§ **WHAT IS BEING ASKED**
Give back all the data exactly, line by line.

** begin EXERCISE MATERIALS **

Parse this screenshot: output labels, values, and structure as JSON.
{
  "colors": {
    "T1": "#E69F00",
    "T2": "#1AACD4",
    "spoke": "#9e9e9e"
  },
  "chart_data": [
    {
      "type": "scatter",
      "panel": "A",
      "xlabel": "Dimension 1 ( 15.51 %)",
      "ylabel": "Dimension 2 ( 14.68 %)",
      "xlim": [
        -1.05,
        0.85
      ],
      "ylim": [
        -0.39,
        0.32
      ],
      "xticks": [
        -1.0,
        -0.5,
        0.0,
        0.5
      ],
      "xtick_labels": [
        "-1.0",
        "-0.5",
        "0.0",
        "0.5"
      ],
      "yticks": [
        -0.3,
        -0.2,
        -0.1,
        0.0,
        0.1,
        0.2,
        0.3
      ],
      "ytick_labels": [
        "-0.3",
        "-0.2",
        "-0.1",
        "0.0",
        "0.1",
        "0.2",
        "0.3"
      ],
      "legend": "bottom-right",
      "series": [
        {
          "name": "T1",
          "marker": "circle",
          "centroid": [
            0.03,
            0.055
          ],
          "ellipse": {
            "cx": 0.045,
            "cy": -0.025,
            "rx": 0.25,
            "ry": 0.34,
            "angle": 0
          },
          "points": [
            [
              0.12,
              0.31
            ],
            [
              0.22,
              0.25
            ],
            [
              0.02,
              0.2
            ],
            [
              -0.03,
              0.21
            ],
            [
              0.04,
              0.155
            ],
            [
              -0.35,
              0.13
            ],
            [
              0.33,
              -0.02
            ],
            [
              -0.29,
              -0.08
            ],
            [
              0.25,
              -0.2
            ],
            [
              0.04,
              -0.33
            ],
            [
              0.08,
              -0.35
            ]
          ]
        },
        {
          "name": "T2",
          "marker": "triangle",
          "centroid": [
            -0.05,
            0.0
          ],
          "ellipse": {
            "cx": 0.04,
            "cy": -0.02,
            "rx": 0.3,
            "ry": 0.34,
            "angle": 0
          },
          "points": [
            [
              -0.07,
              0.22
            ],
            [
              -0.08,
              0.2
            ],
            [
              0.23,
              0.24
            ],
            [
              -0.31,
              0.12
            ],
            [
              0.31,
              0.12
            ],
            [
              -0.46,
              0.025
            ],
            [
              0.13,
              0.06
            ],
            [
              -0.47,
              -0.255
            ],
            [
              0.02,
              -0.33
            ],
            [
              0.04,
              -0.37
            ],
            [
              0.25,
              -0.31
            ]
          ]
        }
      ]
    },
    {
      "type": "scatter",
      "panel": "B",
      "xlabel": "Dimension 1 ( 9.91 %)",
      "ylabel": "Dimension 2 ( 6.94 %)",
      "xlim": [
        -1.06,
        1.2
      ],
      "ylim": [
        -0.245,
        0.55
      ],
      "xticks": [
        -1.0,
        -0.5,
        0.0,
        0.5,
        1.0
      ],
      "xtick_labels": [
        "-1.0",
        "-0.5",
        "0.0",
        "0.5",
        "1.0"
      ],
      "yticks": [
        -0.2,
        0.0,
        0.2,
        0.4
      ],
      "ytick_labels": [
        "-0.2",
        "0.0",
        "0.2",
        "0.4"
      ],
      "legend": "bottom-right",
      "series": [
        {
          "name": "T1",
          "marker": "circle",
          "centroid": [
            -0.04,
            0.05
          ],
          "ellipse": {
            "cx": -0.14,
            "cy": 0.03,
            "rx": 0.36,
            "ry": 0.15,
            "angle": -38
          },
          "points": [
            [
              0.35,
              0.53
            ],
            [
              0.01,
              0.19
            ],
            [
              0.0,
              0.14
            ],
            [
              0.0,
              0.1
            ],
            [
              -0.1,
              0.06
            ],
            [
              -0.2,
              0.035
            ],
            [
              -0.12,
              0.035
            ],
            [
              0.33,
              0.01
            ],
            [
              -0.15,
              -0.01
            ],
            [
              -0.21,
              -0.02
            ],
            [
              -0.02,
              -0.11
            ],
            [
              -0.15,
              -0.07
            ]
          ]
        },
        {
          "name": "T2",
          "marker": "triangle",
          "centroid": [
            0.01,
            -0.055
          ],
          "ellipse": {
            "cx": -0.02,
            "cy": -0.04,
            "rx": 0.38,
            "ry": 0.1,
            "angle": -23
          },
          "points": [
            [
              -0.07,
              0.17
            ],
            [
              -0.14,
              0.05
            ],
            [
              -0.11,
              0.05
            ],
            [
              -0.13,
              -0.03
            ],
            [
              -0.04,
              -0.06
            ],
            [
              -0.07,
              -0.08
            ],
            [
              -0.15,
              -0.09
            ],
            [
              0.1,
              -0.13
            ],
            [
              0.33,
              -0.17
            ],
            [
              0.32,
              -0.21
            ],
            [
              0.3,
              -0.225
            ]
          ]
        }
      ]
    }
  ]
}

** end EXERCISE MATERIALS **

§ **TASK RESPONSE**
Parse this screenshot: output labels, values, and structure as JSON.
{
  "colors": {
    "T1": "#E69F00",
    "T2": "#1AACD4",
    "spoke": "#9e9e9e"
  },
  "chart_data": [
    {
      "type": "scatter",
      "panel": "A",
      "xlabel": "Dimension 1 ( 15.51 %)",
      "ylabel": "Dimension 2 ( 14.68 %)",
      "xlim": [
        -1.05,
        0.85
      ],
      "ylim": [
        -0.39,
        0.32
      ],
      "xticks": [
        -1.0,
        -0.5,
        0.0,
        0.5
      ],
      "xtick_labels": [
        "-1.0",
        "-0.5",
        "0.0",
        "0.5"
      ],
      "yticks": [
        -0.3,
        -0.2,
        -0.1,
        0.0,
        0.1,
        0.2,
        0.3
      ],
      "ytick_labels": [
        "-0.3",
        "-0.2",
        "-0.1",
        "0.0",
        "0.1",
        "0.2",
        "0.3"
      ],
      "legend": "bottom-right",
      "series": [
        {
          "name": "T1",
          "marker": "circle",
          "centroid": [
            0.03,
            0.055
          ],
          "ellipse": {
            "cx": 0.045,
            "cy": -0.025,
            "rx": 0.25,
            "ry": 0.34,
            "angle": 0
          },
          "points": [
            [
              0.12,
              0.31
            ],
            [
              0.22,
              0.25
            ],
            [
              0.02,
              0.2
            ],
            [
              -0.03,
              0.21
            ],
            [
              0.04,
              0.155
            ],
            [
              -0.35,
              0.13
            ],
            [
              0.33,
              -0.02
            ],
            [
              -0.29,
              -0.08
            ],
            [
              0.25,
              -0.2
            ],
            [
              0.04,
              -0.33
            ],
            [
              0.08,
              -0.35
            ]
          ]
        },
        {
          "name": "T2",
          "marker": "triangle",
          "centroid": [
            -0.05,
            0.0
          ],
          "ellipse": {
            "cx": 0.04,
            "cy": -0.02,
            "rx": 0.3,
            "ry": 0.34,
            "angle": 0
          },
          "points": [
            [
              -0.07,
              0.22
            ],
            [
              -0.08,
              0.2
            ],
            [
              0.23,
              0.24
            ],
            [
              -0.31,
              0.12
            ],
            [
              0.31,
              0.12
            ],
            [
              -0.46,
              0.025
            ],
            [
              0.13,
              0.06
            ],
            [
              -0.47,
              -0.255
            ],
            [
              0.02,
              -0.33
            ],
            [
              0.04,
              -0.37
            ],
            [
              0.25,
              -0.31
            ]
          ]
        }
      ]
    },
    {
      "type": "scatter",
      "panel": "B",
      "xlabel": "Dimension 1 ( 9.91 %)",
      "ylabel": "Dimension 2 ( 6.94 %)",
      "xlim": [
        -1.06,
        1.2
      ],
      "ylim": [
        -0.245,
        0.55
      ],
      "xticks": [
        -1.0,
        -0.5,
        0.0,
        0.5,
        1.0
      ],
      "xtick_labels": [
        "-1.0",
        "-0.5",
        "0.0",
        "0.5",
        "1.0"
      ],
      "yticks": [
        -0.2,
        0.0,
        0.2,
        0.4
      ],
      "ytick_labels": [
        "-0.2",
        "0.0",
        "0.2",
        "0.4"
      ],
      "legend": "bottom-right",
      "series": [
        {
          "name": "T1",
          "marker": "circle",
          "centroid": [
            -0.04,
            0.05
          ],
          "ellipse": {
            "cx": -0.14,
            "cy": 0.03,
            "rx": 0.36,
            "ry": 0.15,
            "angle": -38
          },
          "points": [
            [
              0.35,
              0.53
            ],
            [
              0.01,
              0.19
            ],
            [
              0.0,
              0.14
            ],
            [
              0.0,
              0.1
            ],
            [
              -0.1,
              0.06
            ],
            [
              -0.2,
              0.035
            ],
            [
              -0.12,
              0.035
            ],
            [
              0.33,
              0.01
            ],
            [
              -0.15,
              -0.01
            ],
            [
              -0.21,
              -0.02
            ],
            [
              -0.02,
              -0.11
            ],
            [
              -0.15,
              -0.07
            ]
          ]
        },
        {
          "name": "T2",
          "marker": "triangle",
          "centroid": [
            0.01,
            -0.055
          ],
          "ellipse": {
            "cx": -0.02,
            "cy": -0.04,
            "rx": 0.38,
            "ry": 0.1,
            "angle": -23
          },
          "points": [
            [
              -0.07,
              0.17
            ],
            [
              -0.14,
              0.05
            ],
            [
              -0.11,
              0.05
            ],
            [
              -0.13,
              -0.03
            ],
            [
              -0.04,
              -0.06
            ],
            [
              -0.07,
              -0.08
            ],
            [
              -0.15,
              -0.09
            ],
            [
              0.1,
              -0.13
            ],
            [
              0.33,
              -0.17
            ],
            [
              0.32,
              -0.21
            ],
            [
              0.3,
              -0.225
            ]
          ]
        }
      ]
    }
  ]
}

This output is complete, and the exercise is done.